**DATA FOR THE TASK**
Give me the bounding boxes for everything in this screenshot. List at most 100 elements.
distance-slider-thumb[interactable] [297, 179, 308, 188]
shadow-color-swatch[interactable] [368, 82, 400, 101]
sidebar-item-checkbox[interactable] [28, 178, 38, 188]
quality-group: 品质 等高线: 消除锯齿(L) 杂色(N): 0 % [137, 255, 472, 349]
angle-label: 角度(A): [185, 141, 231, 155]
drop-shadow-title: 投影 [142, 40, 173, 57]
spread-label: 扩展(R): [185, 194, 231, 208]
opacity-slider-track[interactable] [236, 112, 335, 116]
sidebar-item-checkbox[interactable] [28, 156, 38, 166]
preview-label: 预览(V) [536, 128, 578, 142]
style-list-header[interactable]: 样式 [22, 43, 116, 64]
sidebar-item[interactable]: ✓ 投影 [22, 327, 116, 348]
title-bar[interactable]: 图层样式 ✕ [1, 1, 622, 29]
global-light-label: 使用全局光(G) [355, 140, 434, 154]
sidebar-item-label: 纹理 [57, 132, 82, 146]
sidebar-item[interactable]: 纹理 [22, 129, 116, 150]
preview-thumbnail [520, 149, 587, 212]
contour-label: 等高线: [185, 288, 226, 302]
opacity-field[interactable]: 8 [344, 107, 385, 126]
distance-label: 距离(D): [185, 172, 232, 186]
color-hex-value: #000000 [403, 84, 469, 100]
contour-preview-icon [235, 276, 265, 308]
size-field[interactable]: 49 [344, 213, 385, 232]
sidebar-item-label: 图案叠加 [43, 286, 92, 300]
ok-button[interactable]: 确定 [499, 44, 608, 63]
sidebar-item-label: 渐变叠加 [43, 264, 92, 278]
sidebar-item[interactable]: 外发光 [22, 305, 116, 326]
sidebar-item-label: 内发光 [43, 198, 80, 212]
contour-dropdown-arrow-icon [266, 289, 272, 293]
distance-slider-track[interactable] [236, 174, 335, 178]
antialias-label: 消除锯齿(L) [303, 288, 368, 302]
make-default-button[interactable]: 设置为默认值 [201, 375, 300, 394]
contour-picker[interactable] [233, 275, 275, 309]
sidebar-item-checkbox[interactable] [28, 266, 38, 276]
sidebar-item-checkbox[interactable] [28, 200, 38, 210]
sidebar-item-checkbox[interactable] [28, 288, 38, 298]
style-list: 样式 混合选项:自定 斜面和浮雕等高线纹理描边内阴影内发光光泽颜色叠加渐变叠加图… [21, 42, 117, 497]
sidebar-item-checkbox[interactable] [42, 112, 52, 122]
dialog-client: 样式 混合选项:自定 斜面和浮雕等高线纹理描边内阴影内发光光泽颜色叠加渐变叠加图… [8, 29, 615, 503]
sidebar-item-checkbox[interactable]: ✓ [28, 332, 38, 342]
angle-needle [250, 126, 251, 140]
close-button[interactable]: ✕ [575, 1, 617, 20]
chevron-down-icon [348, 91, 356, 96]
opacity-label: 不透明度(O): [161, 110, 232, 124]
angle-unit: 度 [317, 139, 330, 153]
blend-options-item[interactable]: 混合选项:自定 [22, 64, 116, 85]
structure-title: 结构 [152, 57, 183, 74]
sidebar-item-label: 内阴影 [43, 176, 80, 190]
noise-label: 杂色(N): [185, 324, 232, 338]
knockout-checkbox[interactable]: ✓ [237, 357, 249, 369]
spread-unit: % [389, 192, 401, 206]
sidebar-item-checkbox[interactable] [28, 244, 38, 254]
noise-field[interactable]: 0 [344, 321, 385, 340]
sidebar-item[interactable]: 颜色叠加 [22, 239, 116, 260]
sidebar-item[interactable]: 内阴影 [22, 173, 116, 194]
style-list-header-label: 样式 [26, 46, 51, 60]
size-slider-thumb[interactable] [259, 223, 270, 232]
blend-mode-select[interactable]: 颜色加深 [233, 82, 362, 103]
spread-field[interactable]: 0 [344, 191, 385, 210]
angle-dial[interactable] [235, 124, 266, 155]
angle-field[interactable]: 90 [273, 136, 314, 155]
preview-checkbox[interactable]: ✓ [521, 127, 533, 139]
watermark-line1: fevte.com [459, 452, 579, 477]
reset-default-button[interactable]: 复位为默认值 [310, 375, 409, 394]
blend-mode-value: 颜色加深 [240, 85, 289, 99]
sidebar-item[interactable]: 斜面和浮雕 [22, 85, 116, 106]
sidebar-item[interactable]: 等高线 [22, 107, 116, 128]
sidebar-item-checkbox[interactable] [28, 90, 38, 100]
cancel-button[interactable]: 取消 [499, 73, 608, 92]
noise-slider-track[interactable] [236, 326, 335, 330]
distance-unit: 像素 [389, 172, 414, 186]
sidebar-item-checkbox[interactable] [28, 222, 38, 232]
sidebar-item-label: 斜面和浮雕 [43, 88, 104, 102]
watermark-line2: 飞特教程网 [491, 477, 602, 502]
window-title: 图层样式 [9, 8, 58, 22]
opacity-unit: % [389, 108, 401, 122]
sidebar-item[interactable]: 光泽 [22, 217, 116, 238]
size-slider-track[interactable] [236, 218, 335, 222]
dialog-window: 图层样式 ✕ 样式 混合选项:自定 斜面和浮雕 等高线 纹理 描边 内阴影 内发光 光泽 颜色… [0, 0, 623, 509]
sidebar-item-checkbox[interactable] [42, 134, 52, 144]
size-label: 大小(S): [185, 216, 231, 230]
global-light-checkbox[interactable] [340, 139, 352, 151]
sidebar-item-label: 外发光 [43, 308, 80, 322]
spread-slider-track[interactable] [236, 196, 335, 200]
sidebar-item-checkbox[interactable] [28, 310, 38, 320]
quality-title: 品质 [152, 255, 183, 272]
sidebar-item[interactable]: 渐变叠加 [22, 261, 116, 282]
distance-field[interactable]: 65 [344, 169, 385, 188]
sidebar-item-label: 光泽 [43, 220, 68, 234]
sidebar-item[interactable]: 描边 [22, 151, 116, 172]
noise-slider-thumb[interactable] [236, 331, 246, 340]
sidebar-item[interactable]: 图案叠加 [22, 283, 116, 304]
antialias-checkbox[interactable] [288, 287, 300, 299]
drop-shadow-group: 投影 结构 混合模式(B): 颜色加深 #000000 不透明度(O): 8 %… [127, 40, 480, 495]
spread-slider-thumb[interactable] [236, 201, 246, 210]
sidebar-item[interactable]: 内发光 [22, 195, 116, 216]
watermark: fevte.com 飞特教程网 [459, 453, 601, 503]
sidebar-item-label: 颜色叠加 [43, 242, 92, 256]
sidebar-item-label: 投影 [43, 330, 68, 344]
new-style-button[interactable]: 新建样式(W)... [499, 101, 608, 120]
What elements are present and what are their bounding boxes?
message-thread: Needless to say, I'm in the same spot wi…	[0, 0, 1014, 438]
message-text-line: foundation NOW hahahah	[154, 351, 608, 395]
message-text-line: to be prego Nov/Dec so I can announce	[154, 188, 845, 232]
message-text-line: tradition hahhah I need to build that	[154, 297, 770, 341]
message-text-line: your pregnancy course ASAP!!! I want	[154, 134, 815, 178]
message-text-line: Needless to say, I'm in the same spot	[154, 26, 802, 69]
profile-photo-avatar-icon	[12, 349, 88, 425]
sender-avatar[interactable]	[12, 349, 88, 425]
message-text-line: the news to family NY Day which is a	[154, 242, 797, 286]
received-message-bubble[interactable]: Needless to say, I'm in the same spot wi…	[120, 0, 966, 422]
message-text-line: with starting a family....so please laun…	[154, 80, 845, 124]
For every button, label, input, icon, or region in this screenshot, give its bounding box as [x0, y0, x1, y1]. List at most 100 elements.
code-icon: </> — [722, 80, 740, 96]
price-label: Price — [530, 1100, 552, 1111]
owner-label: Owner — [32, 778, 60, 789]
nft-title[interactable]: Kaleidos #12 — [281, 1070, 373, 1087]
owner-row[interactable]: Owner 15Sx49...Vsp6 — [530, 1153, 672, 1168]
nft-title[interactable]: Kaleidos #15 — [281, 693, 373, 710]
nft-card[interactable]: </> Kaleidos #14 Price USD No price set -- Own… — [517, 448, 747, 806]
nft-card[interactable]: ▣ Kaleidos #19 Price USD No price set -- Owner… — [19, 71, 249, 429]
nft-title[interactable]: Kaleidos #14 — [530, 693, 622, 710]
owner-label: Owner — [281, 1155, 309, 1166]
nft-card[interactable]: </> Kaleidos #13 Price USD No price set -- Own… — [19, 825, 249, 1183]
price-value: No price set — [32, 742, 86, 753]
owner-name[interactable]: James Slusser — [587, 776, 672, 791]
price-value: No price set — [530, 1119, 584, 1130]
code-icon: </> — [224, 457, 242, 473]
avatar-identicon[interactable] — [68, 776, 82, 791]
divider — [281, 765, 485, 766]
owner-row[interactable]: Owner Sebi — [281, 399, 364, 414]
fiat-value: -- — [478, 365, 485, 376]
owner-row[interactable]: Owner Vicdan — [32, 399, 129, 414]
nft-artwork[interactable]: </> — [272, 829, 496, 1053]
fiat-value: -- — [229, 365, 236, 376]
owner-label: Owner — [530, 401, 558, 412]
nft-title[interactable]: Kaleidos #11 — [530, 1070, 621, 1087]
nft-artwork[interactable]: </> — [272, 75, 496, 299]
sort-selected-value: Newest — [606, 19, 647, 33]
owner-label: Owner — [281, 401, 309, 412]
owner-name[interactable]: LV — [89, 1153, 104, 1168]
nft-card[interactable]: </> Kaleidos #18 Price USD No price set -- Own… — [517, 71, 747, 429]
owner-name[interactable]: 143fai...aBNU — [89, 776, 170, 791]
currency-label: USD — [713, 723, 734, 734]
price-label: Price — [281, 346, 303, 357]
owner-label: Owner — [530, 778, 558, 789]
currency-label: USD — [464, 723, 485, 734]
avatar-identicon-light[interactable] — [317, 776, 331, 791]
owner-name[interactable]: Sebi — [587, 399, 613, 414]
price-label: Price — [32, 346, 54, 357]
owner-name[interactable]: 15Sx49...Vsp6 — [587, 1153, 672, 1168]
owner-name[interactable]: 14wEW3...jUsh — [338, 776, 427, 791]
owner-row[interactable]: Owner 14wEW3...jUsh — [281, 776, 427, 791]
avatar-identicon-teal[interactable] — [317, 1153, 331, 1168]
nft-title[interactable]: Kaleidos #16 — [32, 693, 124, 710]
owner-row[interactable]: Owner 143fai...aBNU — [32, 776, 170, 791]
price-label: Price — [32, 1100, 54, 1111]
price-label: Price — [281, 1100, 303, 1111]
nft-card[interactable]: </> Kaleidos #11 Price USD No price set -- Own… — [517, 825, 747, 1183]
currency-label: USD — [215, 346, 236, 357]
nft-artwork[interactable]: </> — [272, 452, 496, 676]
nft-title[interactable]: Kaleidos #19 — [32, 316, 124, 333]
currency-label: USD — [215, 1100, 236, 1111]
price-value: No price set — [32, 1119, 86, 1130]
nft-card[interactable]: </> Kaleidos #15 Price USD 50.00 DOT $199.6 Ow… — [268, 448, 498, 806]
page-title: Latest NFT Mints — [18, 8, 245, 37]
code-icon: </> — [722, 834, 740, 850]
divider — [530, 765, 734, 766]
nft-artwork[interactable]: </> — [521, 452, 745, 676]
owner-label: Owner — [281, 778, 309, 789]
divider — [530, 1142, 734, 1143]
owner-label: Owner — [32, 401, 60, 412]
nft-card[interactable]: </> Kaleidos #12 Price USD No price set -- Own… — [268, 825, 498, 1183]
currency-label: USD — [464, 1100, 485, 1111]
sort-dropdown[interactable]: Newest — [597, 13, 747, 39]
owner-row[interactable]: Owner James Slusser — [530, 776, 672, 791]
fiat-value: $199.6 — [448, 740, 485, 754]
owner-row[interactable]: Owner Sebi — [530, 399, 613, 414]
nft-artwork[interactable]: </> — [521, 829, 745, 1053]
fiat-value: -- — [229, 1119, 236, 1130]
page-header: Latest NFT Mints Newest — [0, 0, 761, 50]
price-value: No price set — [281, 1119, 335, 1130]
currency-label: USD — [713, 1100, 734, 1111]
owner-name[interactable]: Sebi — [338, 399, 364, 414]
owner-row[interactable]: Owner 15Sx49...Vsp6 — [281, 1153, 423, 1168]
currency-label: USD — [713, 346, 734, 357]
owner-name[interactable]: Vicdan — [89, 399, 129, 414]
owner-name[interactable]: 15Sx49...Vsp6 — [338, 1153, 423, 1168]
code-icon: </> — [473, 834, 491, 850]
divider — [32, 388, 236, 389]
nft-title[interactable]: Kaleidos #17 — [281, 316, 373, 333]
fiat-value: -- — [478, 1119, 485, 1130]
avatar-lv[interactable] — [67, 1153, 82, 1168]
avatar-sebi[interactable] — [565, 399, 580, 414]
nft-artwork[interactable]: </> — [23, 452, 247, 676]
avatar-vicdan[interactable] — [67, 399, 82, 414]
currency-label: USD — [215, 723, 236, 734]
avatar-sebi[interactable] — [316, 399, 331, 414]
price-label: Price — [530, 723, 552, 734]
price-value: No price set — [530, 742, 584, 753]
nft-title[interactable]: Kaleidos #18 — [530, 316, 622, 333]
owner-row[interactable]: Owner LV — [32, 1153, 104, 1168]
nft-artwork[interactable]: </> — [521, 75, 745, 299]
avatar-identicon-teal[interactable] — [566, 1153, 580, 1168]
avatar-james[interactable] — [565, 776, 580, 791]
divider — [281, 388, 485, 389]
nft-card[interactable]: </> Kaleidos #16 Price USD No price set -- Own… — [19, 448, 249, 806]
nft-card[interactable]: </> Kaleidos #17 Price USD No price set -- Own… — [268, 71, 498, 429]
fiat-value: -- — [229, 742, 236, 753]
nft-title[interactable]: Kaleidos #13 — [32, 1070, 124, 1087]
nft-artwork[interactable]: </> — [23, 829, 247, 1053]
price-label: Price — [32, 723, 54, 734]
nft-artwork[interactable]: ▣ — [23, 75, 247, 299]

**YOUR INSTRUCTIONS**
Please pull out the stretch from the first of the rows above through the line containing "sidebar-item-checkbox[interactable] [28, 178, 38, 188]", both ends included, and repeat those lines character for character.

**ANSWER TO THIS TASK**
Give me the bounding boxes for everything in this screenshot. List at most 100 elements.
distance-slider-thumb[interactable] [297, 179, 308, 188]
shadow-color-swatch[interactable] [368, 82, 400, 101]
sidebar-item-checkbox[interactable] [28, 178, 38, 188]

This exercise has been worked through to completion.